BEGIN Record extracts

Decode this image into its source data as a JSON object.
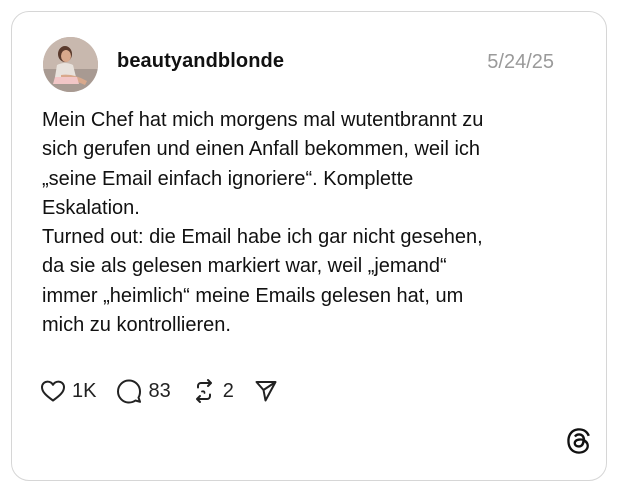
{
  "post": {
    "username": "beautyandblonde",
    "date": "5/24/25",
    "text_lines": [
      "Mein Chef hat mich morgens mal wutentbrannt zu",
      "sich gerufen und einen Anfall bekommen, weil ich",
      "„seine Email einfach ignoriere“. Komplette",
      "Eskalation.",
      "Turned out: die Email habe ich gar nicht gesehen,",
      "da sie als gelesen markiert war, weil „jemand“",
      "immer „heimlich“ meine Emails gelesen hat, um",
      "mich zu kontrollieren."
    ]
  },
  "actions": {
    "likes": "1K",
    "replies": "83",
    "reposts": "2"
  },
  "icons": {
    "like": "heart-icon",
    "reply": "comment-bubble-icon",
    "repost": "repost-icon",
    "share": "send-icon",
    "brand": "threads-logo-icon"
  }
}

END Record extracts

# What needs to be done
Omitting all images, retype each line of the records precisely.

# Full output
Decode this image into its source data as a JSON object.
{
  "post": {
    "username": "beautyandblonde",
    "date": "5/24/25",
    "text_lines": [
      "Mein Chef hat mich morgens mal wutentbrannt zu",
      "sich gerufen und einen Anfall bekommen, weil ich",
      "„seine Email einfach ignoriere“. Komplette",
      "Eskalation.",
      "Turned out: die Email habe ich gar nicht gesehen,",
      "da sie als gelesen markiert war, weil „jemand“",
      "immer „heimlich“ meine Emails gelesen hat, um",
      "mich zu kontrollieren."
    ]
  },
  "actions": {
    "likes": "1K",
    "replies": "83",
    "reposts": "2"
  },
  "icons": {
    "like": "heart-icon",
    "reply": "comment-bubble-icon",
    "repost": "repost-icon",
    "share": "send-icon",
    "brand": "threads-logo-icon"
  }
}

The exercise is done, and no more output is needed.